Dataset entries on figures
__________
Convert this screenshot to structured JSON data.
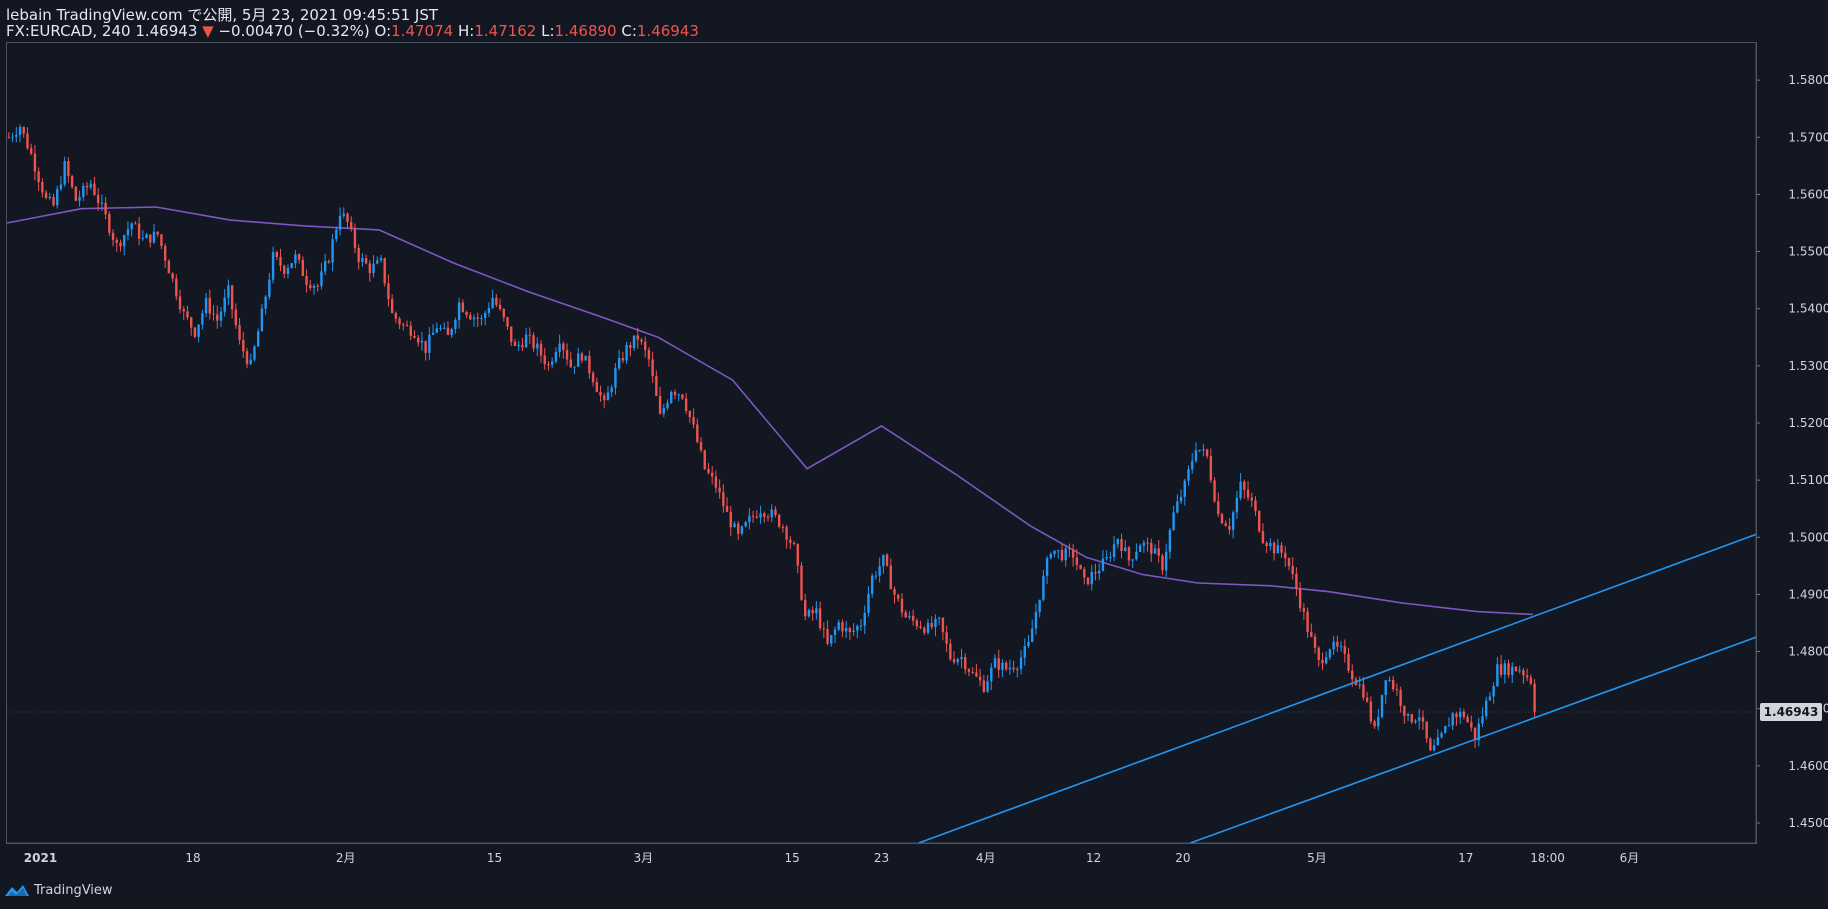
{
  "header": {
    "publish_line": "lebain TradingView.com で公開, 5月 23, 2021 09:45:51 JST",
    "symbol": "FX:EURCAD, 240",
    "last": "1.46943",
    "down_arrow": "▼",
    "change": "−0.00470 (−0.32%)",
    "o_label": "O:",
    "o_value": "1.47074",
    "h_label": "H:",
    "h_value": "1.47162",
    "l_label": "L:",
    "l_value": "1.46890",
    "c_label": "C:",
    "c_value": "1.46943"
  },
  "price_badge": "1.46943",
  "footer": {
    "brand": "TradingView",
    "icon": "tradingview-logo-icon"
  },
  "colors": {
    "background": "#131722",
    "up": "#2196f3",
    "down": "#ef5350",
    "ma": "#7e57c2",
    "trendline": "#2196f3",
    "axis_text": "#d1d4dc"
  },
  "chart_data": {
    "type": "candlestick",
    "symbol": "FX:EURCAD",
    "timeframe": "240",
    "ylim": [
      1.4465,
      1.5865
    ],
    "yticks": [
      "1.58000",
      "1.57000",
      "1.56000",
      "1.55000",
      "1.54000",
      "1.53000",
      "1.52000",
      "1.51000",
      "1.50000",
      "1.49000",
      "1.48000",
      "1.47000",
      "1.46000",
      "1.45000"
    ],
    "y_tick_values": [
      1.58,
      1.57,
      1.56,
      1.55,
      1.54,
      1.53,
      1.52,
      1.51,
      1.5,
      1.49,
      1.48,
      1.47,
      1.46,
      1.45
    ],
    "x_total_bars": 470,
    "xticks": [
      {
        "label": "2021",
        "bar": 9,
        "bold": true
      },
      {
        "label": "18",
        "bar": 50
      },
      {
        "label": "2月",
        "bar": 91
      },
      {
        "label": "15",
        "bar": 131
      },
      {
        "label": "3月",
        "bar": 171
      },
      {
        "label": "15",
        "bar": 211
      },
      {
        "label": "23",
        "bar": 235
      },
      {
        "label": "4月",
        "bar": 263
      },
      {
        "label": "12",
        "bar": 292
      },
      {
        "label": "20",
        "bar": 316
      },
      {
        "label": "5月",
        "bar": 352
      },
      {
        "label": "17",
        "bar": 392
      },
      {
        "label": "18:00",
        "bar": 414
      },
      {
        "label": "6月",
        "bar": 436
      }
    ],
    "close_path": [
      [
        0,
        1.57
      ],
      [
        3,
        1.572
      ],
      [
        6,
        1.567
      ],
      [
        10,
        1.559
      ],
      [
        12,
        1.558
      ],
      [
        15,
        1.565
      ],
      [
        18,
        1.559
      ],
      [
        22,
        1.562
      ],
      [
        26,
        1.556
      ],
      [
        29,
        1.551
      ],
      [
        33,
        1.555
      ],
      [
        36,
        1.552
      ],
      [
        40,
        1.553
      ],
      [
        43,
        1.547
      ],
      [
        47,
        1.539
      ],
      [
        50,
        1.536
      ],
      [
        53,
        1.541
      ],
      [
        56,
        1.538
      ],
      [
        59,
        1.543
      ],
      [
        62,
        1.534
      ],
      [
        65,
        1.53
      ],
      [
        68,
        1.539
      ],
      [
        71,
        1.549
      ],
      [
        74,
        1.547
      ],
      [
        77,
        1.549
      ],
      [
        80,
        1.545
      ],
      [
        83,
        1.544
      ],
      [
        86,
        1.549
      ],
      [
        89,
        1.557
      ],
      [
        91,
        1.555
      ],
      [
        94,
        1.549
      ],
      [
        97,
        1.547
      ],
      [
        100,
        1.548
      ],
      [
        103,
        1.539
      ],
      [
        106,
        1.537
      ],
      [
        109,
        1.536
      ],
      [
        112,
        1.533
      ],
      [
        115,
        1.537
      ],
      [
        118,
        1.535
      ],
      [
        121,
        1.541
      ],
      [
        124,
        1.539
      ],
      [
        127,
        1.538
      ],
      [
        130,
        1.542
      ],
      [
        133,
        1.538
      ],
      [
        136,
        1.533
      ],
      [
        139,
        1.535
      ],
      [
        142,
        1.533
      ],
      [
        145,
        1.53
      ],
      [
        148,
        1.535
      ],
      [
        151,
        1.53
      ],
      [
        154,
        1.532
      ],
      [
        157,
        1.528
      ],
      [
        160,
        1.523
      ],
      [
        163,
        1.529
      ],
      [
        166,
        1.533
      ],
      [
        169,
        1.535
      ],
      [
        172,
        1.531
      ],
      [
        175,
        1.521
      ],
      [
        178,
        1.526
      ],
      [
        181,
        1.525
      ],
      [
        184,
        1.519
      ],
      [
        187,
        1.512
      ],
      [
        190,
        1.509
      ],
      [
        193,
        1.504
      ],
      [
        196,
        1.5
      ],
      [
        199,
        1.503
      ],
      [
        202,
        1.505
      ],
      [
        205,
        1.504
      ],
      [
        208,
        1.502
      ],
      [
        211,
        1.498
      ],
      [
        214,
        1.486
      ],
      [
        217,
        1.487
      ],
      [
        220,
        1.481
      ],
      [
        223,
        1.485
      ],
      [
        226,
        1.483
      ],
      [
        229,
        1.485
      ],
      [
        232,
        1.493
      ],
      [
        235,
        1.496
      ],
      [
        238,
        1.49
      ],
      [
        241,
        1.486
      ],
      [
        244,
        1.485
      ],
      [
        247,
        1.484
      ],
      [
        250,
        1.485
      ],
      [
        253,
        1.479
      ],
      [
        256,
        1.479
      ],
      [
        259,
        1.476
      ],
      [
        262,
        1.474
      ],
      [
        265,
        1.478
      ],
      [
        268,
        1.477
      ],
      [
        271,
        1.478
      ],
      [
        274,
        1.481
      ],
      [
        277,
        1.49
      ],
      [
        280,
        1.498
      ],
      [
        283,
        1.497
      ],
      [
        286,
        1.497
      ],
      [
        289,
        1.492
      ],
      [
        292,
        1.494
      ],
      [
        295,
        1.496
      ],
      [
        298,
        1.5
      ],
      [
        301,
        1.496
      ],
      [
        304,
        1.499
      ],
      [
        307,
        1.498
      ],
      [
        310,
        1.495
      ],
      [
        313,
        1.504
      ],
      [
        316,
        1.509
      ],
      [
        319,
        1.516
      ],
      [
        322,
        1.514
      ],
      [
        325,
        1.504
      ],
      [
        328,
        1.502
      ],
      [
        331,
        1.509
      ],
      [
        334,
        1.506
      ],
      [
        337,
        1.5
      ],
      [
        340,
        1.498
      ],
      [
        343,
        1.497
      ],
      [
        346,
        1.491
      ],
      [
        349,
        1.484
      ],
      [
        352,
        1.478
      ],
      [
        355,
        1.481
      ],
      [
        358,
        1.48
      ],
      [
        361,
        1.476
      ],
      [
        364,
        1.473
      ],
      [
        367,
        1.466
      ],
      [
        370,
        1.476
      ],
      [
        373,
        1.473
      ],
      [
        376,
        1.468
      ],
      [
        379,
        1.469
      ],
      [
        382,
        1.462
      ],
      [
        385,
        1.465
      ],
      [
        388,
        1.469
      ],
      [
        391,
        1.469
      ],
      [
        394,
        1.465
      ],
      [
        397,
        1.471
      ],
      [
        400,
        1.477
      ],
      [
        403,
        1.477
      ],
      [
        406,
        1.477
      ],
      [
        409,
        1.475
      ],
      [
        410,
        1.4695
      ]
    ],
    "ma_path": [
      [
        0,
        1.555
      ],
      [
        20,
        1.5575
      ],
      [
        40,
        1.5578
      ],
      [
        60,
        1.5555
      ],
      [
        80,
        1.5545
      ],
      [
        100,
        1.5538
      ],
      [
        120,
        1.548
      ],
      [
        140,
        1.543
      ],
      [
        160,
        1.5385
      ],
      [
        175,
        1.535
      ],
      [
        195,
        1.5275
      ],
      [
        215,
        1.512
      ],
      [
        235,
        1.5195
      ],
      [
        255,
        1.511
      ],
      [
        275,
        1.502
      ],
      [
        290,
        1.4965
      ],
      [
        305,
        1.4935
      ],
      [
        320,
        1.492
      ],
      [
        340,
        1.4915
      ],
      [
        355,
        1.4905
      ],
      [
        375,
        1.4885
      ],
      [
        395,
        1.487
      ],
      [
        410,
        1.4865
      ]
    ],
    "trendlines": [
      {
        "from": [
          245,
          1.4465
        ],
        "to": [
          470,
          1.5005
        ]
      },
      {
        "from": [
          318,
          1.4465
        ],
        "to": [
          470,
          1.4825
        ]
      }
    ],
    "last_price": 1.46943
  }
}
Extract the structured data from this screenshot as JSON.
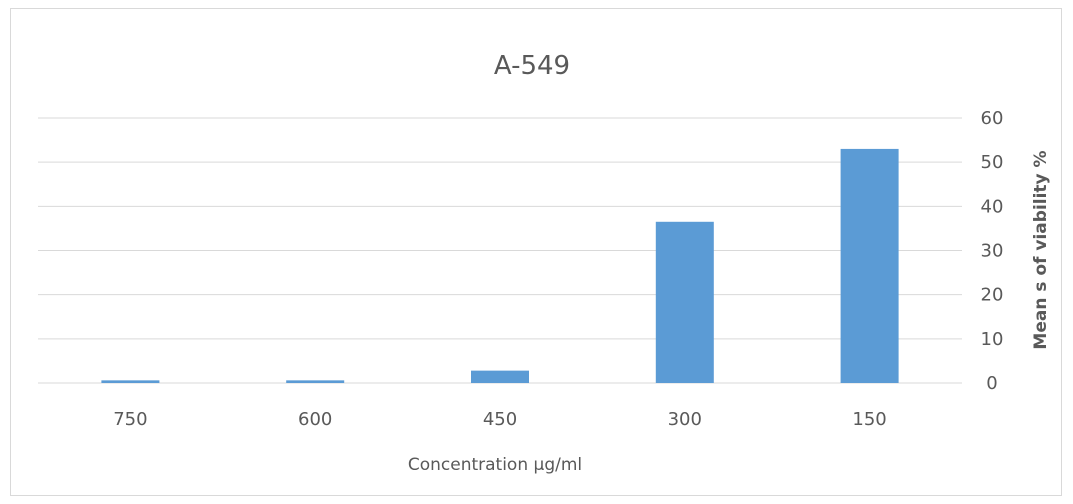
{
  "chart_data": {
    "type": "bar",
    "title": "A-549",
    "xlabel": "Concentration µg/ml",
    "ylabel": "Mean s of viability %",
    "categories": [
      "750",
      "600",
      "450",
      "300",
      "150"
    ],
    "values": [
      0.6,
      0.6,
      2.8,
      36.5,
      53
    ],
    "ylim": [
      0,
      60
    ],
    "yticks": [
      0,
      10,
      20,
      30,
      40,
      50,
      60
    ],
    "y_axis_position": "right",
    "grid": true,
    "legend": "none",
    "bar_color": "#5b9bd5",
    "gridline_color": "#d9d9d9"
  }
}
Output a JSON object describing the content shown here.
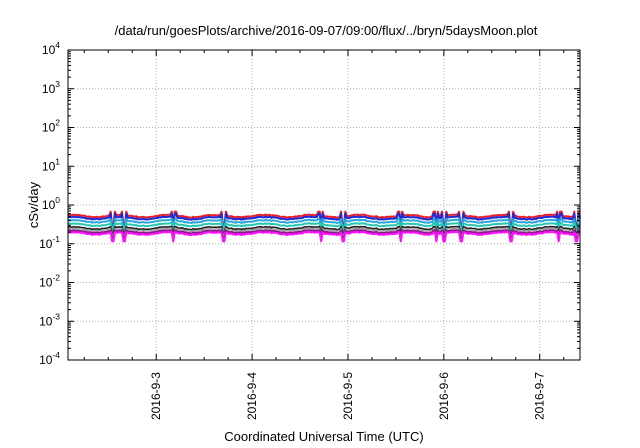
__________
(EXERCISE GOAL) Select and copy every line from the records that includes the word "symbol".

(FINAL ANSWER)
    "symbol": "FX:EURCAD, 240",
    "symbol": "FX:EURCAD",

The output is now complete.